WHAT THIS TASK INVOLVES:
Swap "Pin Count" for "Number of Pins" throughout the lines below and give them back with nothing else changed. Leave the pictures out.

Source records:
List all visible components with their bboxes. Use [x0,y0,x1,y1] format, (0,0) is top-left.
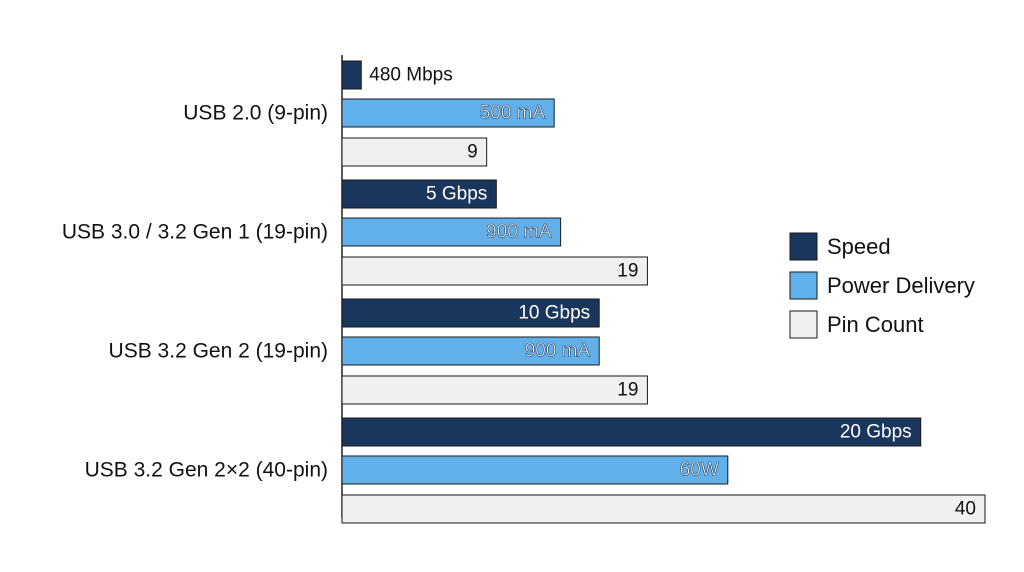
category-labels: USB 2.0 (9-pin) USB 3.0 / 3.2 Gen 1 (19-p… [62,102,328,482]
bar-label-pin-count-4: 40 [955,499,976,520]
bar-label-speed-2: 5 Gbps [426,184,487,205]
bars-layer: 480 Mbps 500 mA9 5 Gbps 900 mA 19 10 Gbps 900 … [341,60,986,524]
bar-pin-count-4 [341,494,986,524]
legend: Speed Power Delivery Pin Count [789,232,975,339]
bar-power-delivery-1 [341,98,555,128]
category-label-3: USB 3.2 Gen 2 (19-pin) [109,340,328,363]
bar-label-power-delivery-1: 500 mA [480,103,546,124]
bar-label-speed-4: 20 Gbps [840,422,912,443]
bar-speed-4 [341,417,922,447]
legend-label-power-delivery: Power Delivery [827,273,975,298]
legend-label-speed: Speed [827,234,891,259]
legend-label-pin-count: Pin Count [827,312,924,337]
legend-swatch-power-delivery [789,271,818,300]
bar-label-speed-3: 10 Gbps [518,303,590,324]
bar-speed-1 [341,60,362,90]
bar-pin-count-1 [341,137,488,167]
bar-power-delivery-2 [341,217,562,247]
bar-label-pin-count-1: 9 [467,142,478,163]
bar-power-delivery-3 [341,336,600,366]
bar-pin-count-2 [341,256,648,286]
bar-label-power-delivery-3: 900 mA [525,341,591,362]
category-label-4: USB 3.2 Gen 2×2 (40-pin) [85,459,328,482]
bar-label-power-delivery-2: 900 mA [486,222,552,243]
category-label-2: USB 3.0 / 3.2 Gen 1 (19-pin) [62,221,328,244]
bar-power-delivery-4 [341,455,729,485]
bar-label-pin-count-2: 19 [617,261,638,282]
category-label-1: USB 2.0 (9-pin) [183,102,328,125]
bar-label-power-delivery-4: 60W [680,460,719,481]
bar-pin-count-3 [341,375,648,405]
bar-label-pin-count-3: 19 [617,380,638,401]
legend-swatch-pin-count [789,310,818,339]
bar-speed-2 [341,179,497,209]
legend-swatch-speed [789,232,818,261]
bar-speed-3 [341,298,600,328]
bar-label-speed-1: 480 Mbps [369,65,452,86]
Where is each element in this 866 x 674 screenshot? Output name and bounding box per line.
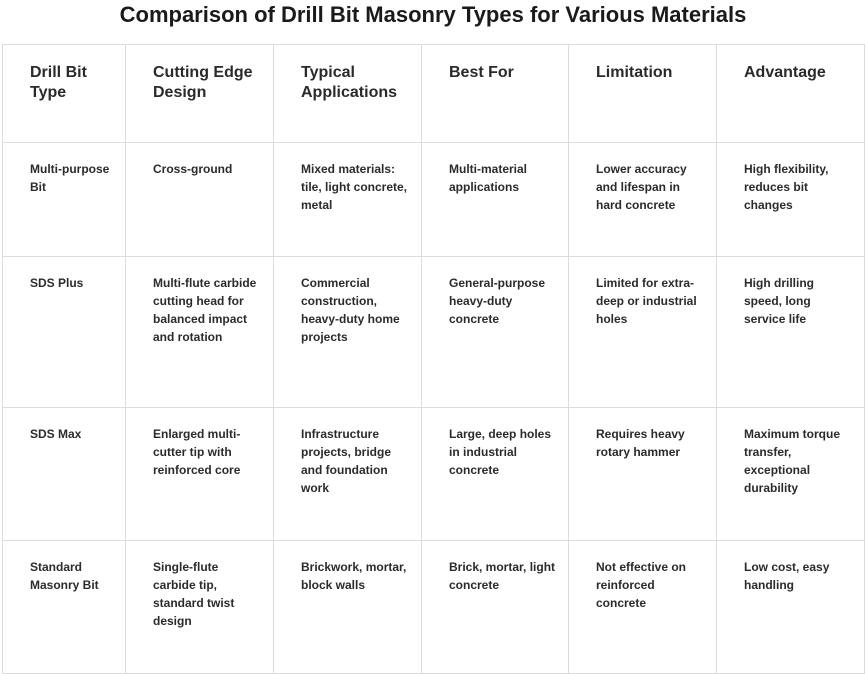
cell-best-for: Multi-material applications (421, 142, 569, 257)
table-row: Standard Masonry Bit Single-flute carbid… (2, 540, 865, 674)
table-row: SDS Plus Multi-flute carbide cutting hea… (2, 256, 865, 408)
comparison-table: Drill Bit Type Cutting Edge Design Typic… (2, 44, 865, 674)
table-row: Multi-purpose Bit Cross-ground Mixed mat… (2, 142, 865, 257)
header-typical-applications: Typical Applications (273, 44, 422, 143)
cell-typical-applications: Commercial construction, heavy-duty home… (273, 256, 422, 408)
cell-cutting-edge-design: Cross-ground (125, 142, 274, 257)
header-limitation: Limitation (568, 44, 717, 143)
cell-best-for: Brick, mortar, light concrete (421, 540, 569, 674)
cell-typical-applications: Mixed materials: tile, light concrete, m… (273, 142, 422, 257)
cell-best-for: General-purpose heavy-duty concrete (421, 256, 569, 408)
cell-drill-bit-type: SDS Max (2, 407, 126, 541)
cell-advantage: High drilling speed, long service life (716, 256, 865, 408)
cell-limitation: Not effective on reinforced concrete (568, 540, 717, 674)
cell-limitation: Lower accuracy and lifespan in hard conc… (568, 142, 717, 257)
cell-advantage: Low cost, easy handling (716, 540, 865, 674)
cell-advantage: Maximum torque transfer, exceptional dur… (716, 407, 865, 541)
cell-cutting-edge-design: Single-flute carbide tip, standard twist… (125, 540, 274, 674)
cell-best-for: Large, deep holes in industrial concrete (421, 407, 569, 541)
cell-limitation: Limited for extra-deep or industrial hol… (568, 256, 717, 408)
cell-limitation: Requires heavy rotary hammer (568, 407, 717, 541)
header-drill-bit-type: Drill Bit Type (2, 44, 126, 143)
cell-drill-bit-type: SDS Plus (2, 256, 126, 408)
page-title: Comparison of Drill Bit Masonry Types fo… (119, 2, 747, 27)
header-cutting-edge-design: Cutting Edge Design (125, 44, 274, 143)
cell-advantage: High flexibility, reduces bit changes (716, 142, 865, 257)
cell-drill-bit-type: Multi-purpose Bit (2, 142, 126, 257)
table-row: SDS Max Enlarged multi-cutter tip with r… (2, 407, 865, 541)
table-header-row: Drill Bit Type Cutting Edge Design Typic… (2, 44, 865, 143)
cell-drill-bit-type: Standard Masonry Bit (2, 540, 126, 674)
cell-cutting-edge-design: Enlarged multi-cutter tip with reinforce… (125, 407, 274, 541)
cell-typical-applications: Infrastructure projects, bridge and foun… (273, 407, 422, 541)
cell-cutting-edge-design: Multi-flute carbide cutting head for bal… (125, 256, 274, 408)
header-advantage: Advantage (716, 44, 865, 143)
comparison-table-container: Drill Bit Type Cutting Edge Design Typic… (2, 44, 865, 674)
cell-typical-applications: Brickwork, mortar, block walls (273, 540, 422, 674)
header-best-for: Best For (421, 44, 569, 143)
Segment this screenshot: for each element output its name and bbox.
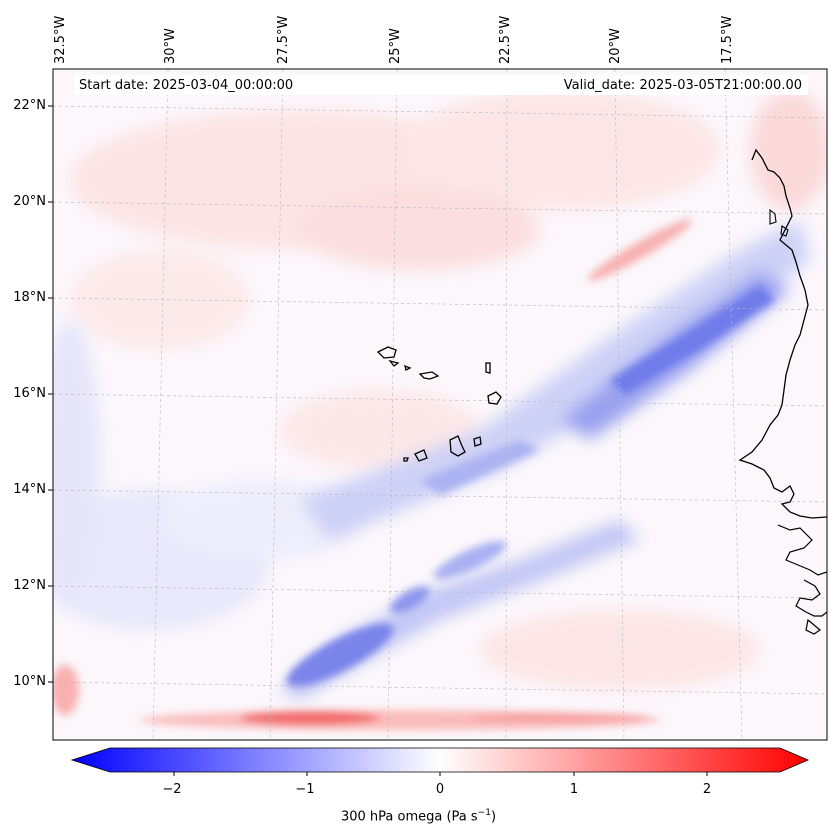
lon-label: 17.5°W [720,15,735,64]
coastline-islets [769,208,789,237]
lat-label: 20°N [13,194,46,209]
colorbar-tick: 2 [702,782,712,797]
lon-label: 22.5°W [498,15,513,64]
lat-label: 22°N [13,98,46,113]
lon-label: 25°W [388,28,403,64]
omega-field [53,69,827,740]
graticule [53,69,827,740]
colorbar-tick: 1 [569,782,579,797]
header-strip [74,75,808,95]
start-date-label: Start date: 2025-03-04_00:00:00 [79,78,294,93]
coastline-south [777,524,827,635]
lon-label: 27.5°W [276,15,291,64]
colorbar-label-text: 300 hPa omega (Pa s [340,809,478,825]
colorbar [70,747,810,776]
cape-verde-islands [376,346,502,462]
lat-label: 18°N [13,290,46,305]
lat-label: 16°N [13,386,46,401]
colorbar-label-exponent: −1 [477,808,491,818]
lon-label: 30°W [163,28,178,64]
lat-label: 14°N [13,482,46,497]
colorbar-label: 300 hPa omega (Pa s−1) [0,808,837,824]
colorbar-tick: −2 [162,782,182,797]
lon-label: 32.5°W [53,15,68,64]
colorbar-label-close: ) [490,809,497,825]
lat-label: 10°N [13,674,46,689]
africa-coastline [738,148,827,519]
lat-label: 12°N [13,578,46,593]
colorbar-tick: −1 [295,782,315,797]
valid-date-label: Valid_date: 2025-03-05T21:00:00.00 [563,78,802,93]
lon-label: 20°W [608,28,623,64]
colorbar-tick: 0 [435,782,445,797]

SOLVED PROBLEM:
List all visible components with their bboxes. Use [x0,y0,x1,y1] format, (0,0) is top-left.
category-labels: USB 2.0 (9-pin) USB 3.0 / 3.2 Gen 1 (19-p… [62,102,328,482]
bar-label-pin-count-4: 40 [955,499,976,520]
bar-label-speed-2: 5 Gbps [426,184,487,205]
bars-layer: 480 Mbps 500 mA9 5 Gbps 900 mA 19 10 Gbps 900 … [341,60,986,524]
bar-pin-count-4 [341,494,986,524]
legend: Speed Power Delivery Number of Pins [789,232,975,339]
bar-power-delivery-1 [341,98,555,128]
category-label-3: USB 3.2 Gen 2 (19-pin) [109,340,328,363]
bar-label-power-delivery-1: 500 mA [480,103,546,124]
bar-label-speed-4: 20 Gbps [840,422,912,443]
bar-speed-4 [341,417,922,447]
legend-label-power-delivery: Power Delivery [827,273,975,298]
legend-label-speed: Speed [827,234,891,259]
legend-label-pin-count: Number of Pins [827,312,924,337]
legend-swatch-power-delivery [789,271,818,300]
bar-label-speed-3: 10 Gbps [518,303,590,324]
bar-speed-1 [341,60,362,90]
bar-pin-count-1 [341,137,488,167]
bar-power-delivery-2 [341,217,562,247]
bar-label-pin-count-1: 9 [467,142,478,163]
bar-power-delivery-3 [341,336,600,366]
bar-pin-count-2 [341,256,648,286]
bar-label-power-delivery-3: 900 mA [525,341,591,362]
category-label-4: USB 3.2 Gen 2×2 (40-pin) [85,459,328,482]
bar-label-power-delivery-2: 900 mA [486,222,552,243]
category-label-2: USB 3.0 / 3.2 Gen 1 (19-pin) [62,221,328,244]
bar-power-delivery-4 [341,455,729,485]
bar-label-pin-count-2: 19 [617,261,638,282]
category-label-1: USB 2.0 (9-pin) [183,102,328,125]
bar-label-power-delivery-4: 60W [680,460,719,481]
bar-pin-count-3 [341,375,648,405]
bar-label-pin-count-3: 19 [617,380,638,401]
legend-swatch-pin-count [789,310,818,339]
bar-speed-2 [341,179,497,209]
legend-swatch-speed [789,232,818,261]
bar-speed-3 [341,298,600,328]
bar-label-speed-1: 480 Mbps [369,65,452,86]
Where is each element in this 866 x 674 screenshot? Output name and bounding box per line.
cell-best-for: Multi-material applications (421, 142, 569, 257)
table-row: Standard Masonry Bit Single-flute carbid… (2, 540, 865, 674)
table-row: SDS Plus Multi-flute carbide cutting hea… (2, 256, 865, 408)
comparison-table: Drill Bit Type Cutting Edge Design Typic… (2, 44, 865, 674)
table-row: Multi-purpose Bit Cross-ground Mixed mat… (2, 142, 865, 257)
header-typical-applications: Typical Applications (273, 44, 422, 143)
cell-typical-applications: Commercial construction, heavy-duty home… (273, 256, 422, 408)
cell-cutting-edge-design: Cross-ground (125, 142, 274, 257)
header-limitation: Limitation (568, 44, 717, 143)
cell-best-for: Brick, mortar, light concrete (421, 540, 569, 674)
cell-typical-applications: Mixed materials: tile, light concrete, m… (273, 142, 422, 257)
cell-best-for: General-purpose heavy-duty concrete (421, 256, 569, 408)
cell-drill-bit-type: SDS Max (2, 407, 126, 541)
cell-advantage: High drilling speed, long service life (716, 256, 865, 408)
cell-limitation: Not effective on reinforced concrete (568, 540, 717, 674)
cell-limitation: Lower accuracy and lifespan in hard conc… (568, 142, 717, 257)
cell-advantage: Low cost, easy handling (716, 540, 865, 674)
cell-advantage: Maximum torque transfer, exceptional dur… (716, 407, 865, 541)
cell-cutting-edge-design: Single-flute carbide tip, standard twist… (125, 540, 274, 674)
cell-best-for: Large, deep holes in industrial concrete (421, 407, 569, 541)
cell-limitation: Limited for extra-deep or industrial hol… (568, 256, 717, 408)
cell-limitation: Requires heavy rotary hammer (568, 407, 717, 541)
header-drill-bit-type: Drill Bit Type (2, 44, 126, 143)
cell-drill-bit-type: SDS Plus (2, 256, 126, 408)
page-title: Comparison of Drill Bit Masonry Types fo… (119, 2, 747, 27)
header-cutting-edge-design: Cutting Edge Design (125, 44, 274, 143)
cell-advantage: High flexibility, reduces bit changes (716, 142, 865, 257)
cell-drill-bit-type: Multi-purpose Bit (2, 142, 126, 257)
table-row: SDS Max Enlarged multi-cutter tip with r… (2, 407, 865, 541)
table-header-row: Drill Bit Type Cutting Edge Design Typic… (2, 44, 865, 143)
cell-drill-bit-type: Standard Masonry Bit (2, 540, 126, 674)
cell-cutting-edge-design: Enlarged multi-cutter tip with reinforce… (125, 407, 274, 541)
cell-typical-applications: Infrastructure projects, bridge and foun… (273, 407, 422, 541)
cell-cutting-edge-design: Multi-flute carbide cutting head for bal… (125, 256, 274, 408)
header-advantage: Advantage (716, 44, 865, 143)
comparison-table-container: Drill Bit Type Cutting Edge Design Typic… (2, 44, 865, 674)
cell-typical-applications: Brickwork, mortar, block walls (273, 540, 422, 674)
header-best-for: Best For (421, 44, 569, 143)
Segment this screenshot: for each element output its name and bbox.
lon-label: 17.5°W [720,15,735,64]
coastline-islets [769,208,789,237]
lat-label: 20°N [13,194,46,209]
colorbar-tick: 2 [702,782,712,797]
lon-label: 22.5°W [498,15,513,64]
lat-label: 22°N [13,98,46,113]
lon-label: 25°W [388,28,403,64]
omega-field [53,69,827,740]
graticule [53,69,827,740]
colorbar-tick: 1 [569,782,579,797]
header-strip [74,75,808,95]
start-date-label: Start date: 2025-03-04_00:00:00 [79,78,294,93]
coastline-south [777,524,827,635]
lon-label: 27.5°W [276,15,291,64]
colorbar-label-text: 300 hPa omega (Pa s [340,809,478,825]
colorbar [70,747,810,776]
cape-verde-islands [376,346,502,462]
lat-label: 18°N [13,290,46,305]
lat-label: 16°N [13,386,46,401]
colorbar-label-exponent: −1 [477,808,491,818]
lon-label: 30°W [163,28,178,64]
lat-label: 14°N [13,482,46,497]
colorbar-label: 300 hPa omega (Pa s−1) [0,808,837,824]
colorbar-tick: −2 [162,782,182,797]
lon-label: 32.5°W [53,15,68,64]
colorbar-label-close: ) [490,809,497,825]
lat-label: 10°N [13,674,46,689]
africa-coastline [738,148,827,519]
lat-label: 12°N [13,578,46,593]
colorbar-tick: −1 [295,782,315,797]
valid-date-label: Valid_date: 2025-03-05T21:00:00.00 [563,78,802,93]
lon-label: 20°W [608,28,623,64]
colorbar-tick: 0 [435,782,445,797]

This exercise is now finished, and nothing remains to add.